GOAL: Below are some records. Say how many of their lines contain the string "この処分について不服がある場合は", and give nothing but the number.
-------------------------
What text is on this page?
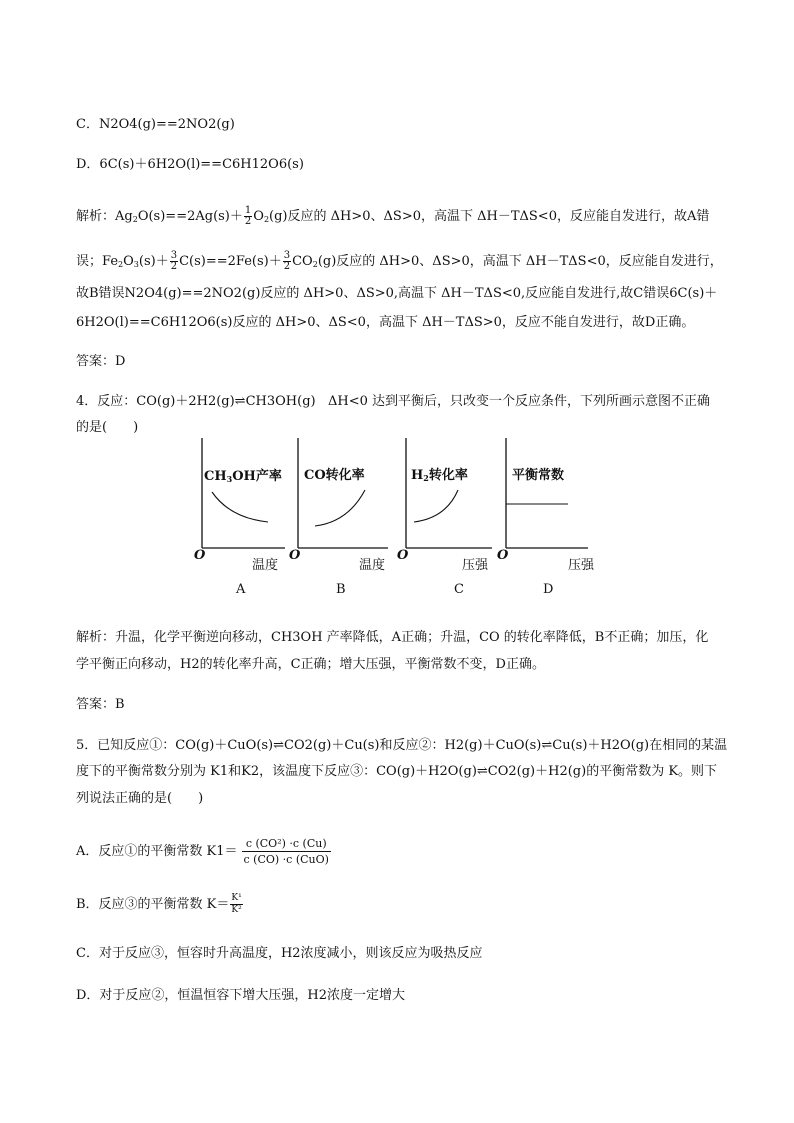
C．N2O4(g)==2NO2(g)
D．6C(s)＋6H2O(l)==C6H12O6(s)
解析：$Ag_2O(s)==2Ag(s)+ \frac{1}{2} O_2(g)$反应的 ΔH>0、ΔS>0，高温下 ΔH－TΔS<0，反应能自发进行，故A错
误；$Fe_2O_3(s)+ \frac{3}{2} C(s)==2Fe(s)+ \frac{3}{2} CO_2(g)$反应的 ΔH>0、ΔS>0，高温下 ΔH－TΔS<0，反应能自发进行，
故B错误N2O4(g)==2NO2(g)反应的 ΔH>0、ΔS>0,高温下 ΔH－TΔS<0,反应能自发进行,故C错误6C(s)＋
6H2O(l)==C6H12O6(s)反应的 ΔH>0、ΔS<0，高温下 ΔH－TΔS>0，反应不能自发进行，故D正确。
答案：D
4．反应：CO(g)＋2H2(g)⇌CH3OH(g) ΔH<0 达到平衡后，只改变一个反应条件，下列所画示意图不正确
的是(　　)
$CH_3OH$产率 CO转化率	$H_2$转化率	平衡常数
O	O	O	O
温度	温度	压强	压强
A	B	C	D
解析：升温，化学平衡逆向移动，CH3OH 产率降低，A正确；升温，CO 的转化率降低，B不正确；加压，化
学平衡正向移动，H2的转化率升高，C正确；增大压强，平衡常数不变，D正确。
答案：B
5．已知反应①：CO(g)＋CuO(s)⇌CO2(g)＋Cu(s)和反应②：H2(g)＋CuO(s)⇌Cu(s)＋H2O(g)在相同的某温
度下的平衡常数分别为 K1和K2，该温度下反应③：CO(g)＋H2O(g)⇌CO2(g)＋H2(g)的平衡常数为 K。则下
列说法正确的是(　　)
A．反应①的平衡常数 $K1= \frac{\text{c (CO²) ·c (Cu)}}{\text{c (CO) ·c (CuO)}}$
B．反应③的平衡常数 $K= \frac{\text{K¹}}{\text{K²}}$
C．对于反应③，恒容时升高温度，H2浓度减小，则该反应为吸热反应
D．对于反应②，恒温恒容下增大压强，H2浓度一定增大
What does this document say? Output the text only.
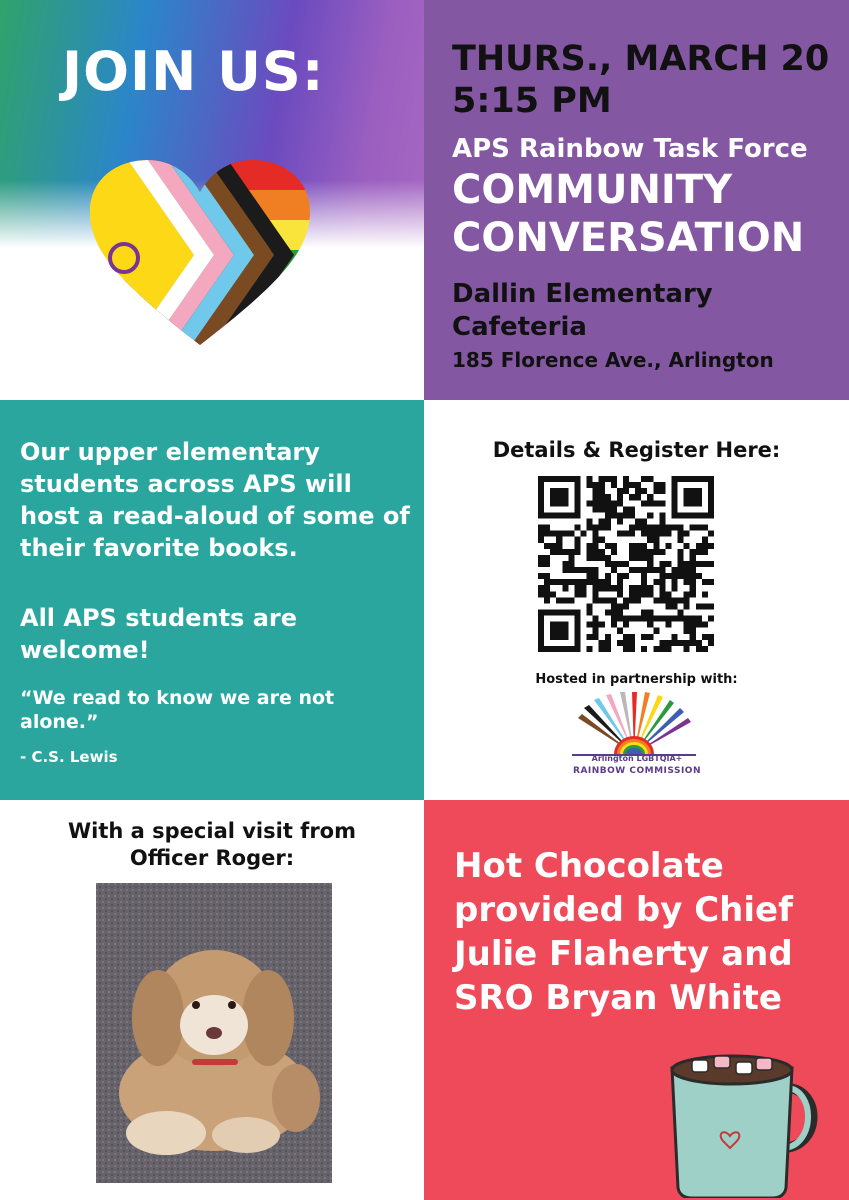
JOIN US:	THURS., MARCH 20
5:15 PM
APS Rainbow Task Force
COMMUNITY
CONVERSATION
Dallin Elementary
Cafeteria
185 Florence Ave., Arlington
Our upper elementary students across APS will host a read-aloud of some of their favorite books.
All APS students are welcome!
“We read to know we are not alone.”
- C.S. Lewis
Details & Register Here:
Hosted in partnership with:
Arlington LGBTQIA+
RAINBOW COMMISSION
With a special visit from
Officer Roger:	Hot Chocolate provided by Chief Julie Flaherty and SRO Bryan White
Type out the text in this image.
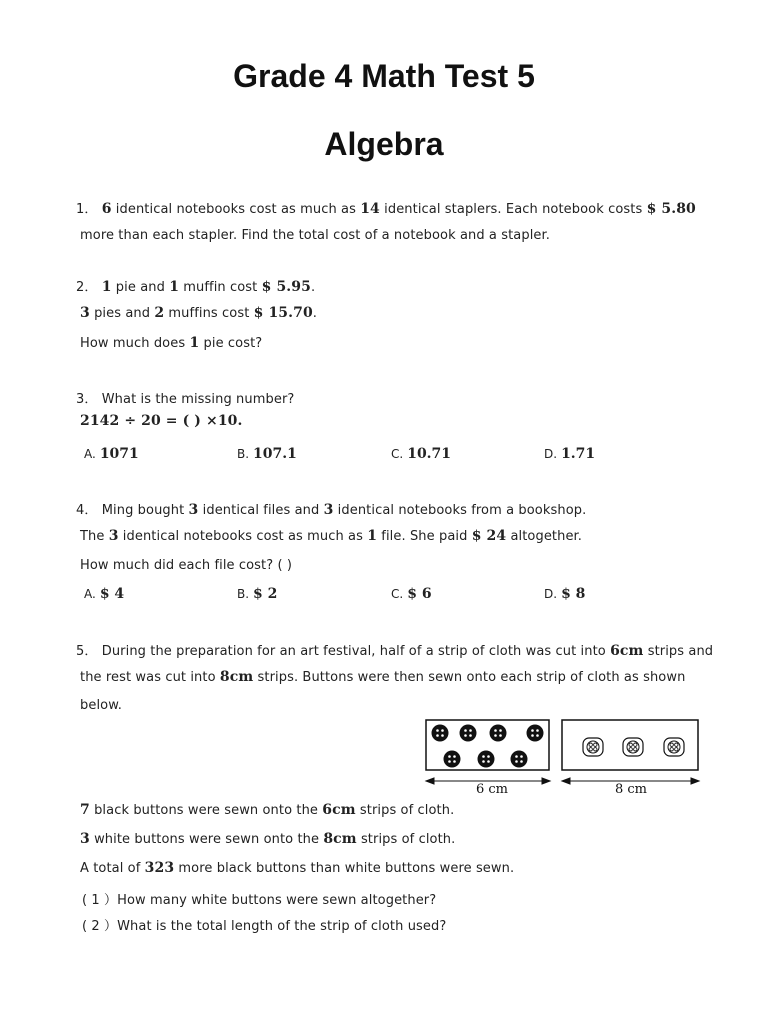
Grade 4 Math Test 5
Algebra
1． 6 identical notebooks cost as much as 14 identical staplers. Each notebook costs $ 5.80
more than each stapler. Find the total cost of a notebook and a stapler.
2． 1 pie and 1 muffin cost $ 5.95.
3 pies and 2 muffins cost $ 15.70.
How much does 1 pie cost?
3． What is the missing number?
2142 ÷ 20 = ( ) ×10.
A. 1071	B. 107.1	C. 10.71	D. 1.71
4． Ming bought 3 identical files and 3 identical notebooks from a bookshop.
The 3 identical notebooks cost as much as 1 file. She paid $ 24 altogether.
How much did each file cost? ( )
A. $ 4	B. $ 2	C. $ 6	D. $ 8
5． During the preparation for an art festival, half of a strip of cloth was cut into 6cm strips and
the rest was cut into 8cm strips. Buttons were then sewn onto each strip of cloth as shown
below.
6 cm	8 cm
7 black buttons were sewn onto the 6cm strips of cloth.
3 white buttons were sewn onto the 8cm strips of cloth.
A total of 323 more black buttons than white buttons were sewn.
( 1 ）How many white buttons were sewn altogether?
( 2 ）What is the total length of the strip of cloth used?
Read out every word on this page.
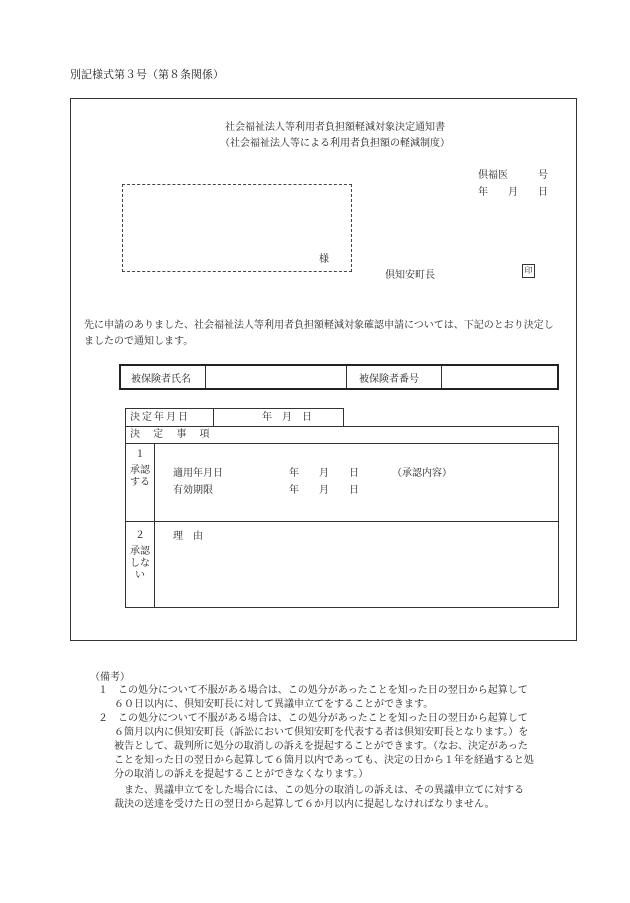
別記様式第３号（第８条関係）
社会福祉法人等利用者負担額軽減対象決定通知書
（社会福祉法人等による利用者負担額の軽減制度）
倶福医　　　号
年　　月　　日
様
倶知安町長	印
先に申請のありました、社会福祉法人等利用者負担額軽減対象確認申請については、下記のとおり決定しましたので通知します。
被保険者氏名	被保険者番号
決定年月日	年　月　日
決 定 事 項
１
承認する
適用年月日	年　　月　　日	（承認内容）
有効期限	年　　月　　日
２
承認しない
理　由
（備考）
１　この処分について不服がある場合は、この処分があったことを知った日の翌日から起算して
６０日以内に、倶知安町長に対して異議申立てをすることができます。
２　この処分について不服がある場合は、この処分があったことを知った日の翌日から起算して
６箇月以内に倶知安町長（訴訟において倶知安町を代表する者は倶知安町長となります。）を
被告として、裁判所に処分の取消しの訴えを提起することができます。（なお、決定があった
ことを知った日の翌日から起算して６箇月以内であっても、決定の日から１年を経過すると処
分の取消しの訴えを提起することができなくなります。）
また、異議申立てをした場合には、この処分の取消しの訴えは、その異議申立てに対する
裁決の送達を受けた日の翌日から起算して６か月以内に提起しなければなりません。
-------------------------
THE RESPONSE: 2